--- START Dataset content ---

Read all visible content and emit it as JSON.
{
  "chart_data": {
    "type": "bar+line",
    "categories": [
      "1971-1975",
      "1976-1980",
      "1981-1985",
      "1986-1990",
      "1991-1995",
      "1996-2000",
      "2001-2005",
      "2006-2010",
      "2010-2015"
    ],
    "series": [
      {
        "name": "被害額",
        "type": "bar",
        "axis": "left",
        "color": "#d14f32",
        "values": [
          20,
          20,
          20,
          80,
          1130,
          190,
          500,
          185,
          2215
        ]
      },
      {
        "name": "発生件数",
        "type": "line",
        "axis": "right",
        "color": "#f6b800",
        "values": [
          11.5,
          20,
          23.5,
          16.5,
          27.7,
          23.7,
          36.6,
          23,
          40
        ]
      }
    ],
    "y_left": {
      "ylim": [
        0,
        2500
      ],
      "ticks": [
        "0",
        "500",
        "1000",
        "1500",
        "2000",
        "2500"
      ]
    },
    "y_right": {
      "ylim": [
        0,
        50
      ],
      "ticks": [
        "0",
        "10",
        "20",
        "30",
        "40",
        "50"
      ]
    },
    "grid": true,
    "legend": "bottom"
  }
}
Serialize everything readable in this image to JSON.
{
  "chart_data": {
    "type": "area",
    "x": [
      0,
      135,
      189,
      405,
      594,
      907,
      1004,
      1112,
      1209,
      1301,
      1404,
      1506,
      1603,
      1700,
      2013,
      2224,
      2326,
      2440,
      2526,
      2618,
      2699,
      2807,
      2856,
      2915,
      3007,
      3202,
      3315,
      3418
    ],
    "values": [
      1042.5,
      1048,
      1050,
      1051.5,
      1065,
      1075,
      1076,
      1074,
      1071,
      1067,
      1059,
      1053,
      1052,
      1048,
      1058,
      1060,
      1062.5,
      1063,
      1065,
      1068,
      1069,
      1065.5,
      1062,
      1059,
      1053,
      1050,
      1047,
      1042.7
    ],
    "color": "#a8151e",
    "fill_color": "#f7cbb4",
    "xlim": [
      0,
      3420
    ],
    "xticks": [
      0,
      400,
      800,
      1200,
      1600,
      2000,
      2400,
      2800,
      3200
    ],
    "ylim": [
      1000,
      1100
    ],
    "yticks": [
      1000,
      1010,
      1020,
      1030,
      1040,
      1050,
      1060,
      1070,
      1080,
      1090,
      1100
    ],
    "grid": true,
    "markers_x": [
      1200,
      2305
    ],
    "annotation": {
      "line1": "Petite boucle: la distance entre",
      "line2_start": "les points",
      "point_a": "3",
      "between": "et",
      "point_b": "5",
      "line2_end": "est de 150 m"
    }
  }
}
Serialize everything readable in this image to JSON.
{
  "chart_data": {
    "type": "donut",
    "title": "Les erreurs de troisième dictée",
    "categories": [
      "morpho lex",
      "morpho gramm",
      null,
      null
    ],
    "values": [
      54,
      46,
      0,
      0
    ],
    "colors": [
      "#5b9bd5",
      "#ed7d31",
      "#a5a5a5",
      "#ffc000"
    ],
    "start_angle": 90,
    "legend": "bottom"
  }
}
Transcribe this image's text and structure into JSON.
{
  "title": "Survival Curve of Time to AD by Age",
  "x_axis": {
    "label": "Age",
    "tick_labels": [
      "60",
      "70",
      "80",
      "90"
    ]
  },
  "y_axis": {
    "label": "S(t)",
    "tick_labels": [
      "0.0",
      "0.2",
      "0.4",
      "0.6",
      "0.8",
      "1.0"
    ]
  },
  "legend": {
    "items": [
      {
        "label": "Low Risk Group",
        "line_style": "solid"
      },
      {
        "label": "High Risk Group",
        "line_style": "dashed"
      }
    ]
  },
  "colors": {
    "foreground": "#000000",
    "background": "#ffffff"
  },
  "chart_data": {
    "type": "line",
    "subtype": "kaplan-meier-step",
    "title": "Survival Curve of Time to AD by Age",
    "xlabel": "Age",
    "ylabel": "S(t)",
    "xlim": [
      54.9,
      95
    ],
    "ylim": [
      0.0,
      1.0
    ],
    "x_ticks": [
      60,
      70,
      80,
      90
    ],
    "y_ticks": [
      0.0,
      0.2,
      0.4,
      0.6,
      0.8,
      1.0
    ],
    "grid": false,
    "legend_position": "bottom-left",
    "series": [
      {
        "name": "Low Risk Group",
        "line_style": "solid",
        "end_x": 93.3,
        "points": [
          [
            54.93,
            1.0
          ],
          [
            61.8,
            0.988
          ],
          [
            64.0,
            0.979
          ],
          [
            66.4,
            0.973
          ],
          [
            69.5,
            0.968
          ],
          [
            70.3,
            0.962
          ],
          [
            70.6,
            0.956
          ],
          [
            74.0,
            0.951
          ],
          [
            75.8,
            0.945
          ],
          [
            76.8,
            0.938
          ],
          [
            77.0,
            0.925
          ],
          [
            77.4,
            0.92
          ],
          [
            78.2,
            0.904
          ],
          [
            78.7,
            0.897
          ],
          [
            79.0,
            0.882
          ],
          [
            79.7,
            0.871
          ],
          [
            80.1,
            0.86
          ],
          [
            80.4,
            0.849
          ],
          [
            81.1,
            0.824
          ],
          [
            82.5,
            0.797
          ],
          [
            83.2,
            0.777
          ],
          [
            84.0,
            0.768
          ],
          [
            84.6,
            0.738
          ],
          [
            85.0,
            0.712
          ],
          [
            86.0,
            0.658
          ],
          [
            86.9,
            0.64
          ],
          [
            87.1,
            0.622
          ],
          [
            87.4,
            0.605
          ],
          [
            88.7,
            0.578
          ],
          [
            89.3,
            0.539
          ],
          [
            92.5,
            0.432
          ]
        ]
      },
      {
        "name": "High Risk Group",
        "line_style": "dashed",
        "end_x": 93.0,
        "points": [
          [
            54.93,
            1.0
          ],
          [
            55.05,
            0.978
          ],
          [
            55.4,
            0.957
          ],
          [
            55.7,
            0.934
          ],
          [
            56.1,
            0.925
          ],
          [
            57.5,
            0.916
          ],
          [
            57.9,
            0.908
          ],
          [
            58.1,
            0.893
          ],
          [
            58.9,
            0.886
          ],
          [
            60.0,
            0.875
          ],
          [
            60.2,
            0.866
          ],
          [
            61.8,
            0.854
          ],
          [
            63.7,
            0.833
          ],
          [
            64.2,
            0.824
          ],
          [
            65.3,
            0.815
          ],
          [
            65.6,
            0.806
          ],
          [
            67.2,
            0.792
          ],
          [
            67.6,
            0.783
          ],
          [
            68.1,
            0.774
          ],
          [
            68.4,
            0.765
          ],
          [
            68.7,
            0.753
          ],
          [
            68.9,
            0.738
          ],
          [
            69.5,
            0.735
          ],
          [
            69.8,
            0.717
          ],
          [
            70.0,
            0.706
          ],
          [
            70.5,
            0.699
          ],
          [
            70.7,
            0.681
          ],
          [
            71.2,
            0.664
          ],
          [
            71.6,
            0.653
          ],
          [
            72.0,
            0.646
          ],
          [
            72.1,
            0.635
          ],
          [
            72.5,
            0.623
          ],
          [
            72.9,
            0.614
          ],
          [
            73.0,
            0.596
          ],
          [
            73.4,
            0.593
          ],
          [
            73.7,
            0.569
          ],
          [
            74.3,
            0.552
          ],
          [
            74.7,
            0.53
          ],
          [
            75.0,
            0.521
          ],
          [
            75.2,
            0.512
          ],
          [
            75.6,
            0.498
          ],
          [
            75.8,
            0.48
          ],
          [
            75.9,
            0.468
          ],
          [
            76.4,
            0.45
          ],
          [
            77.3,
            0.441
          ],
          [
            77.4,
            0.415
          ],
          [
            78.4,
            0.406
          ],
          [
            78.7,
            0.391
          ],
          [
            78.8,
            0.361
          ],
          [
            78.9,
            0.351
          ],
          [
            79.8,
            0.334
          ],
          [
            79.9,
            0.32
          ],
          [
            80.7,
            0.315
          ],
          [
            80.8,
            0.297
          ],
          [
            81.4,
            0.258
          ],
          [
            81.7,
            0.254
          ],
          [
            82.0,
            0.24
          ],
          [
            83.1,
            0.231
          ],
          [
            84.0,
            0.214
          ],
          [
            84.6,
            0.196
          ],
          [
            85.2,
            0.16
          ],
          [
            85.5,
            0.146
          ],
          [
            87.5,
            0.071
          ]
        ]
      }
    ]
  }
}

--- END Dataset content ---

_Required work_:
Identify and copy the lines holding the word "title".

_Correct response_:
    "title": "Les erreurs de troisième dictée",
  "title": "Survival Curve of Time to AD by Age",
    "title": "Survival Curve of Time to AD by Age",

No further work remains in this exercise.